Working data
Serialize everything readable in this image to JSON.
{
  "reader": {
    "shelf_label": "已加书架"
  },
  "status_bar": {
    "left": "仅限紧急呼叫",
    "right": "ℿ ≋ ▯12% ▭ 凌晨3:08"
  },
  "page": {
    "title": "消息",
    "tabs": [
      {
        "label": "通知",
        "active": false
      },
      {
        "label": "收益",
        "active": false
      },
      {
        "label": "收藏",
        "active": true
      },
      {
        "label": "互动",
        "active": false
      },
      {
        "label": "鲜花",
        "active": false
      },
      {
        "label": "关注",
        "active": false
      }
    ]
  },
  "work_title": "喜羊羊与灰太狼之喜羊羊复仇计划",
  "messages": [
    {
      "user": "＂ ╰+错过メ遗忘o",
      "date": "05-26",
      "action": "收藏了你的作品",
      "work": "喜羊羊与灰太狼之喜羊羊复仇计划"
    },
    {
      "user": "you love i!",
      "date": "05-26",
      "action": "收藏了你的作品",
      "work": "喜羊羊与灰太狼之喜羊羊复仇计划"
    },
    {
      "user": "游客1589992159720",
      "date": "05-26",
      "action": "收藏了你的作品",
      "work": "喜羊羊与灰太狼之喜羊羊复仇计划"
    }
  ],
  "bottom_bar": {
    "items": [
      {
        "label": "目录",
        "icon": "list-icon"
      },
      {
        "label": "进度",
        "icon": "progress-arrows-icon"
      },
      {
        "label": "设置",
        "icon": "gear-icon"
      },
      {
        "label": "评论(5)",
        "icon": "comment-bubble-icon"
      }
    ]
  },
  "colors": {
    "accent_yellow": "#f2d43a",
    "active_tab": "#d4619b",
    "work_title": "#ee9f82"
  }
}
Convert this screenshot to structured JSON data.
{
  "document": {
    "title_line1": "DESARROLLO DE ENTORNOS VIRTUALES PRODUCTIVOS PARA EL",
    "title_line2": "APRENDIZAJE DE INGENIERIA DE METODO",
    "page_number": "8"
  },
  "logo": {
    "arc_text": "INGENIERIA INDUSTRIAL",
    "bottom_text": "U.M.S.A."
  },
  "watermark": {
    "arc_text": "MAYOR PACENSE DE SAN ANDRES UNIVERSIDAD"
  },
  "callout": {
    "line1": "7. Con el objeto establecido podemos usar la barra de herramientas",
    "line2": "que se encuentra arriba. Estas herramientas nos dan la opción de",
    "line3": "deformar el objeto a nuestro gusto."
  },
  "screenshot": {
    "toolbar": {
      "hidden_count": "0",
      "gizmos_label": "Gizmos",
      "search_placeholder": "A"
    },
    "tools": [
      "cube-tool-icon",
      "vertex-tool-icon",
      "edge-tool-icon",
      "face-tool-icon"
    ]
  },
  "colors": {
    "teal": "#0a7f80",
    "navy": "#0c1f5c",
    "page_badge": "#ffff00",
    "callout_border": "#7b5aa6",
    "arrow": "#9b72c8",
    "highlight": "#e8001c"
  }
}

Task
Using the listing above, reproduce each line without omission.

Result of this task
Serialize everything readable in this image to JSON.
{
  "reader": {
    "shelf_label": "已加书架"
  },
  "status_bar": {
    "left": "仅限紧急呼叫",
    "right": "ℿ ≋ ▯12% ▭ 凌晨3:08"
  },
  "page": {
    "title": "消息",
    "tabs": [
      {
        "label": "通知",
        "active": false
      },
      {
        "label": "收益",
        "active": false
      },
      {
        "label": "收藏",
        "active": true
      },
      {
        "label": "互动",
        "active": false
      },
      {
        "label": "鲜花",
        "active": false
      },
      {
        "label": "关注",
        "active": false
      }
    ]
  },
  "work_title": "喜羊羊与灰太狼之喜羊羊复仇计划",
  "messages": [
    {
      "user": "＂ ╰+错过メ遗忘o",
      "date": "05-26",
      "action": "收藏了你的作品",
      "work": "喜羊羊与灰太狼之喜羊羊复仇计划"
    },
    {
      "user": "you love i!",
      "date": "05-26",
      "action": "收藏了你的作品",
      "work": "喜羊羊与灰太狼之喜羊羊复仇计划"
    },
    {
      "user": "游客1589992159720",
      "date": "05-26",
      "action": "收藏了你的作品",
      "work": "喜羊羊与灰太狼之喜羊羊复仇计划"
    }
  ],
  "bottom_bar": {
    "items": [
      {
        "label": "目录",
        "icon": "list-icon"
      },
      {
        "label": "进度",
        "icon": "progress-arrows-icon"
      },
      {
        "label": "设置",
        "icon": "gear-icon"
      },
      {
        "label": "评论(5)",
        "icon": "comment-bubble-icon"
      }
    ]
  },
  "colors": {
    "accent_yellow": "#f2d43a",
    "active_tab": "#d4619b",
    "work_title": "#ee9f82"
  }
}
Convert this screenshot to structured JSON data.
{
  "document": {
    "title_line1": "DESARROLLO DE ENTORNOS VIRTUALES PRODUCTIVOS PARA EL",
    "title_line2": "APRENDIZAJE DE INGENIERIA DE METODO",
    "page_number": "8"
  },
  "logo": {
    "arc_text": "INGENIERIA INDUSTRIAL",
    "bottom_text": "U.M.S.A."
  },
  "watermark": {
    "arc_text": "MAYOR PACENSE DE SAN ANDRES UNIVERSIDAD"
  },
  "callout": {
    "line1": "7. Con el objeto establecido podemos usar la barra de herramientas",
    "line2": "que se encuentra arriba. Estas herramientas nos dan la opción de",
    "line3": "deformar el objeto a nuestro gusto."
  },
  "screenshot": {
    "toolbar": {
      "hidden_count": "0",
      "gizmos_label": "Gizmos",
      "search_placeholder": "A"
    },
    "tools": [
      "cube-tool-icon",
      "vertex-tool-icon",
      "edge-tool-icon",
      "face-tool-icon"
    ]
  },
  "colors": {
    "teal": "#0a7f80",
    "navy": "#0c1f5c",
    "page_badge": "#ffff00",
    "callout_border": "#7b5aa6",
    "arrow": "#9b72c8",
    "highlight": "#e8001c"
  }
}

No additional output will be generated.